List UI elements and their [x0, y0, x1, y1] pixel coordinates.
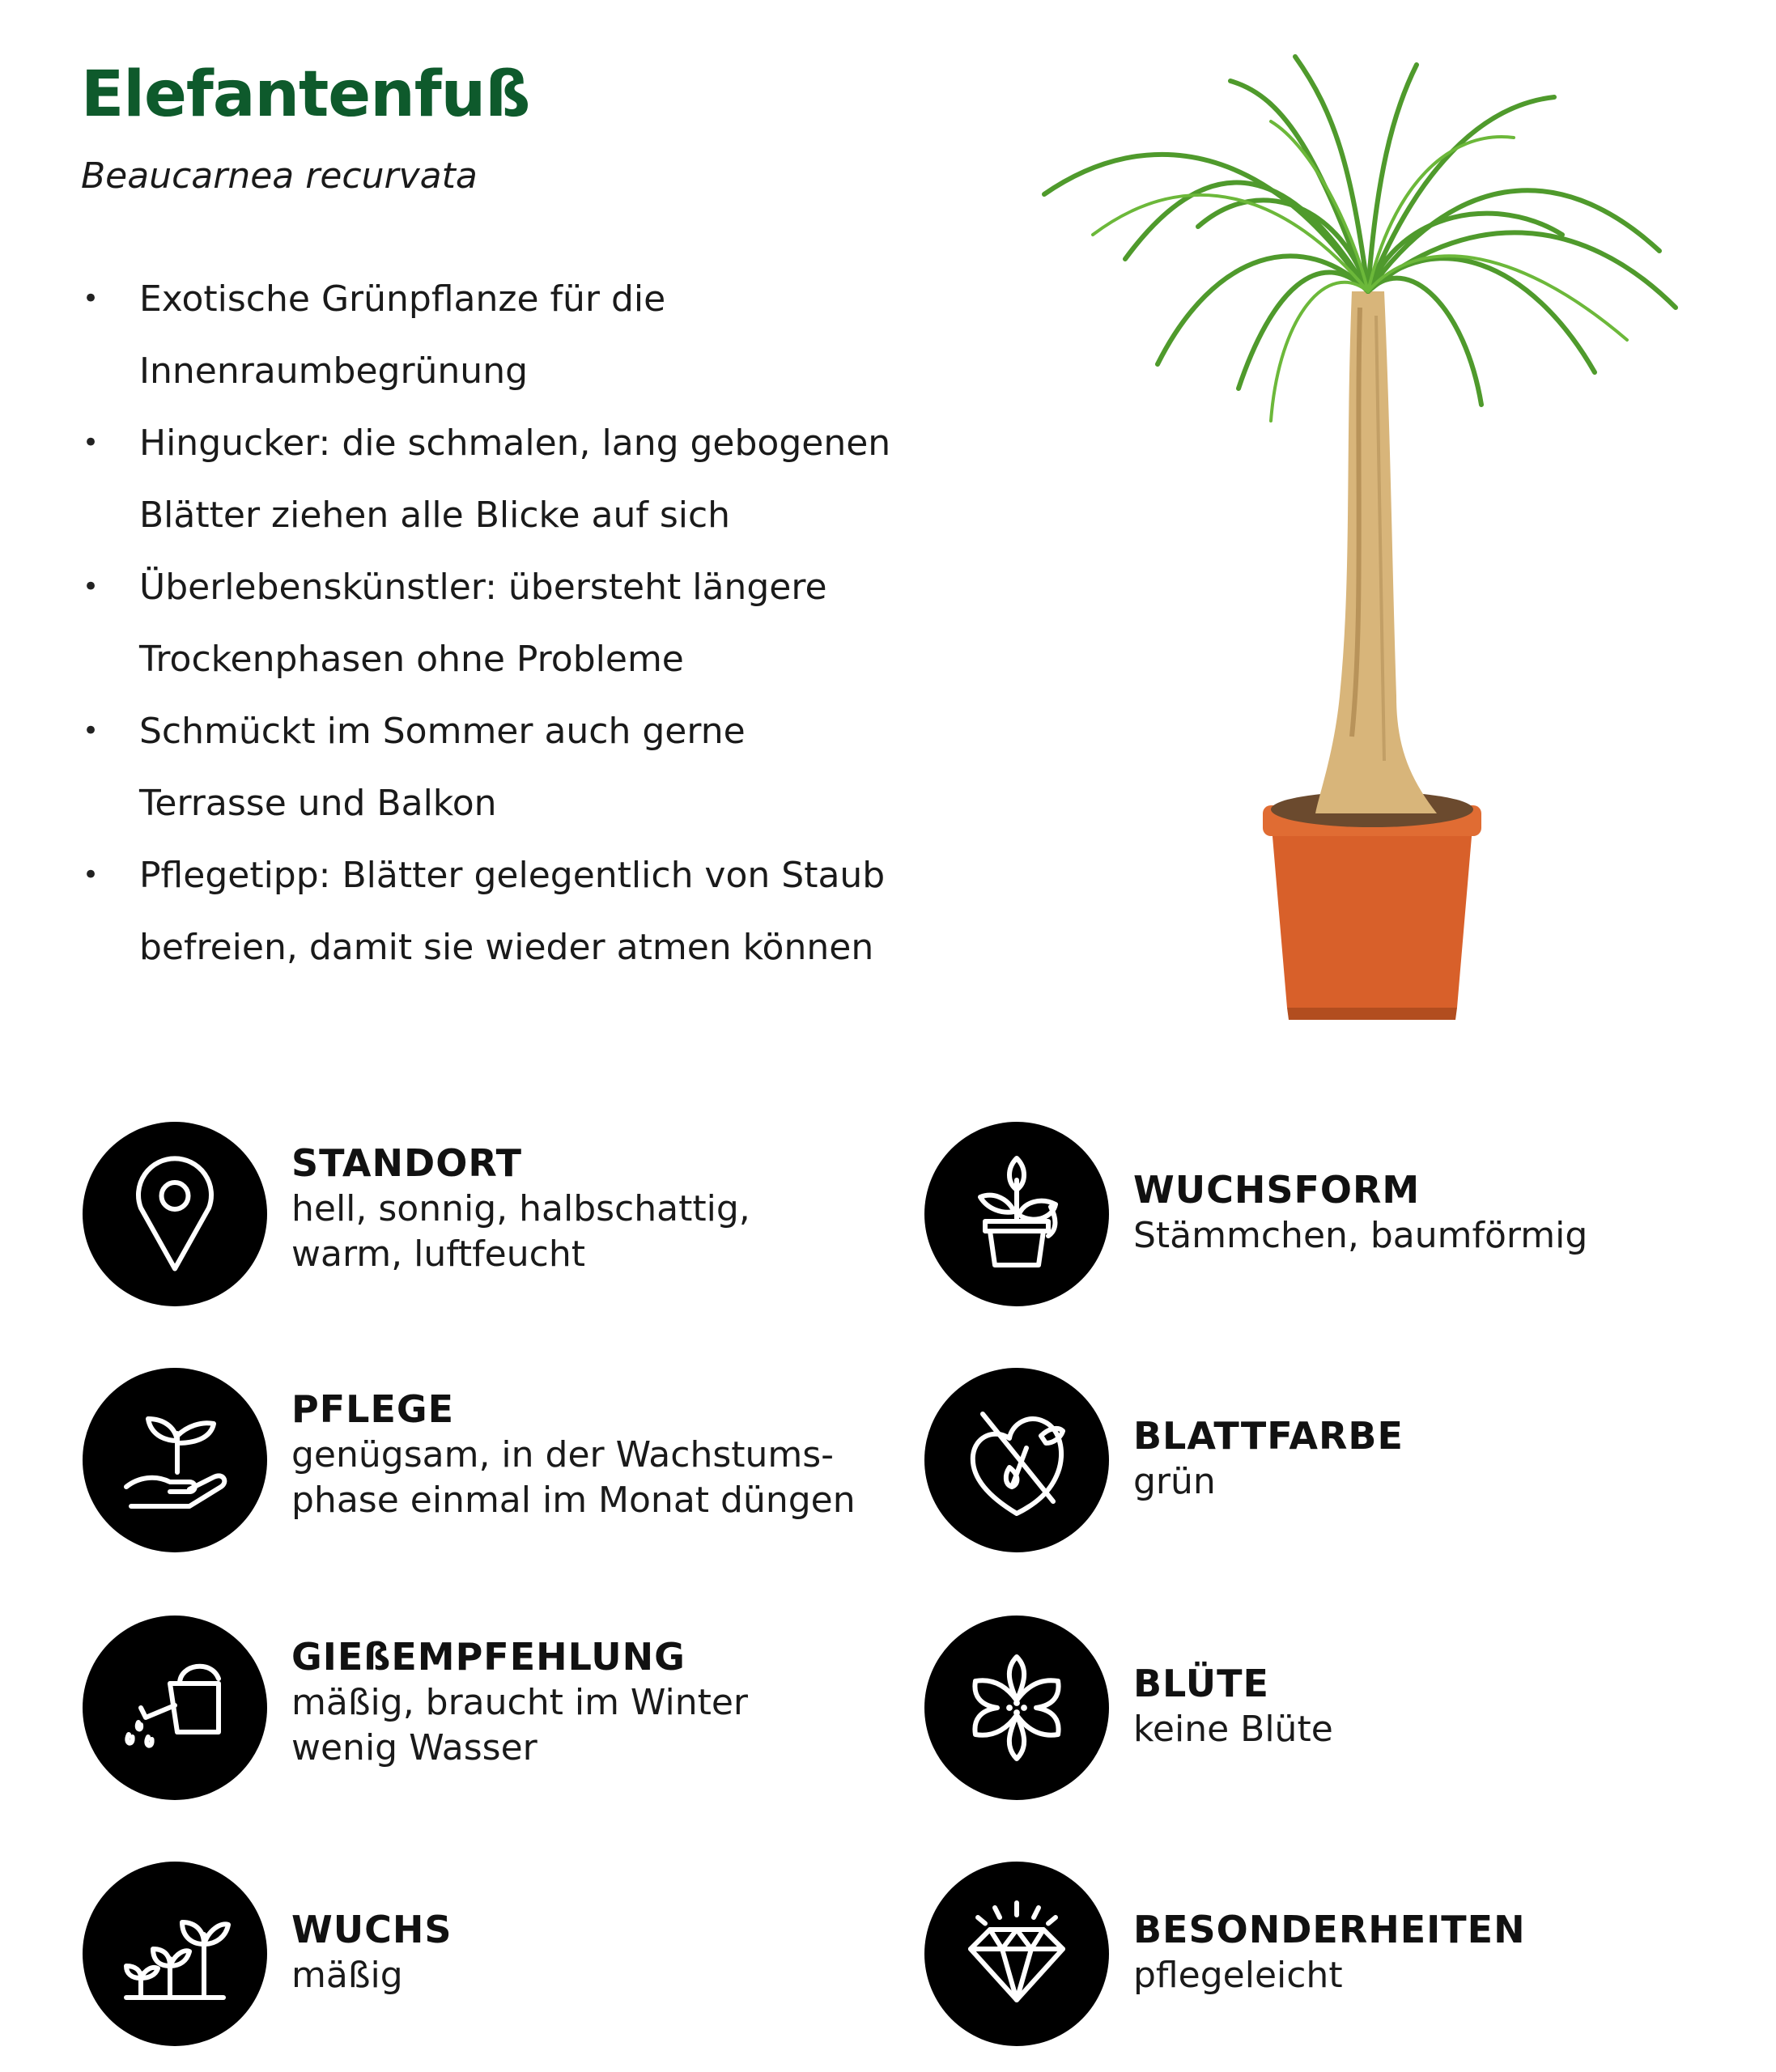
feature-besonderheiten: [924, 1862, 1734, 2048]
feature-description: genügsam, in der Wachstums-: [291, 1434, 835, 1475]
bullet-dot: •: [83, 571, 100, 603]
feature-title: STANDORT: [291, 1141, 523, 1185]
leaf-brush-icon: [956, 1399, 1077, 1521]
feature-icon-badge: [924, 1368, 1109, 1552]
feature-wuchsform: [924, 1122, 1734, 1308]
growing-sprouts-icon: [114, 1893, 236, 2015]
feature-description: warm, luftfeucht: [291, 1233, 585, 1275]
feature-title: WUCHS: [291, 1908, 452, 1951]
hand-seedling-icon: [114, 1399, 236, 1521]
botanical-name: Beaucarnea recurvata: [81, 155, 478, 197]
feature-blattfarbe: [924, 1368, 1734, 1554]
feature-description: grün: [1133, 1461, 1216, 1502]
bullet-dot: •: [83, 859, 100, 891]
feature-title: BESONDERHEITEN: [1133, 1908, 1526, 1951]
feature-bullet-list: [81, 263, 931, 983]
feature-description: Stämmchen, baumförmig: [1133, 1215, 1588, 1256]
feature-description: wenig Wasser: [291, 1727, 537, 1768]
ponytail-palm-image: [1028, 49, 1700, 1028]
feature-icon-badge: [83, 1368, 267, 1552]
potted-plant-icon: [956, 1153, 1077, 1275]
feature-giessempfehlung: [83, 1616, 892, 1802]
feature-title: WUCHSFORM: [1133, 1168, 1421, 1212]
feature-title: BLÜTE: [1133, 1662, 1269, 1705]
bullet-dot: •: [83, 715, 100, 747]
feature-title: GIEßEMPFEHLUNG: [291, 1635, 686, 1679]
feature-description: mäßig, braucht im Winter: [291, 1682, 748, 1723]
feature-description: hell, sonnig, halbschattig,: [291, 1188, 750, 1229]
feature-icon-badge: [924, 1862, 1109, 2046]
bullet-dot: •: [83, 282, 100, 315]
feature-bluete: [924, 1616, 1734, 1802]
feature-standort: [83, 1122, 892, 1308]
feature-description: keine Blüte: [1133, 1709, 1333, 1750]
feature-description: phase einmal im Monat düngen: [291, 1480, 856, 1521]
feature-wuchs: [83, 1862, 892, 2048]
bullet-item: • Überlebenskünstler: übersteht längere Trockenphasen ohne Probleme: [81, 551, 931, 695]
watering-can-icon: [114, 1647, 236, 1768]
feature-icon-badge: [924, 1616, 1109, 1800]
feature-title: BLATTFARBE: [1133, 1414, 1404, 1458]
feature-icon-badge: [924, 1122, 1109, 1306]
feature-description: mäßig: [291, 1955, 403, 1996]
feature-icon-badge: [83, 1862, 267, 2046]
feature-pflege: [83, 1368, 892, 1554]
feature-description: pflegeleicht: [1133, 1955, 1343, 1996]
bullet-item: • Pflegetipp: Blätter gelegentlich von Staub befreien, damit sie wieder atmen können: [81, 839, 931, 983]
bullet-item: • Exotische Grünpflanze für die Innenraumbegrünung: [81, 263, 931, 407]
diamond-icon: [956, 1893, 1077, 2015]
location-pin-icon: [114, 1153, 236, 1275]
feature-title: PFLEGE: [291, 1387, 455, 1431]
feature-icon-badge: [83, 1616, 267, 1800]
product-title: Elefantenfuß: [81, 58, 530, 131]
bullet-item: • Schmückt im Sommer auch gerne Terrasse und Balkon: [81, 695, 931, 839]
feature-icon-badge: [83, 1122, 267, 1306]
flower-icon: [956, 1647, 1077, 1768]
bullet-dot: •: [83, 427, 100, 459]
bullet-item: • Hingucker: die schmalen, lang gebogenen Blätter ziehen alle Blicke auf sich: [81, 407, 931, 551]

- [REQUIRED WORK] How many lines of the records contain the string "badge"? Reply with the number alone.

- [FINISHED ANSWER] 8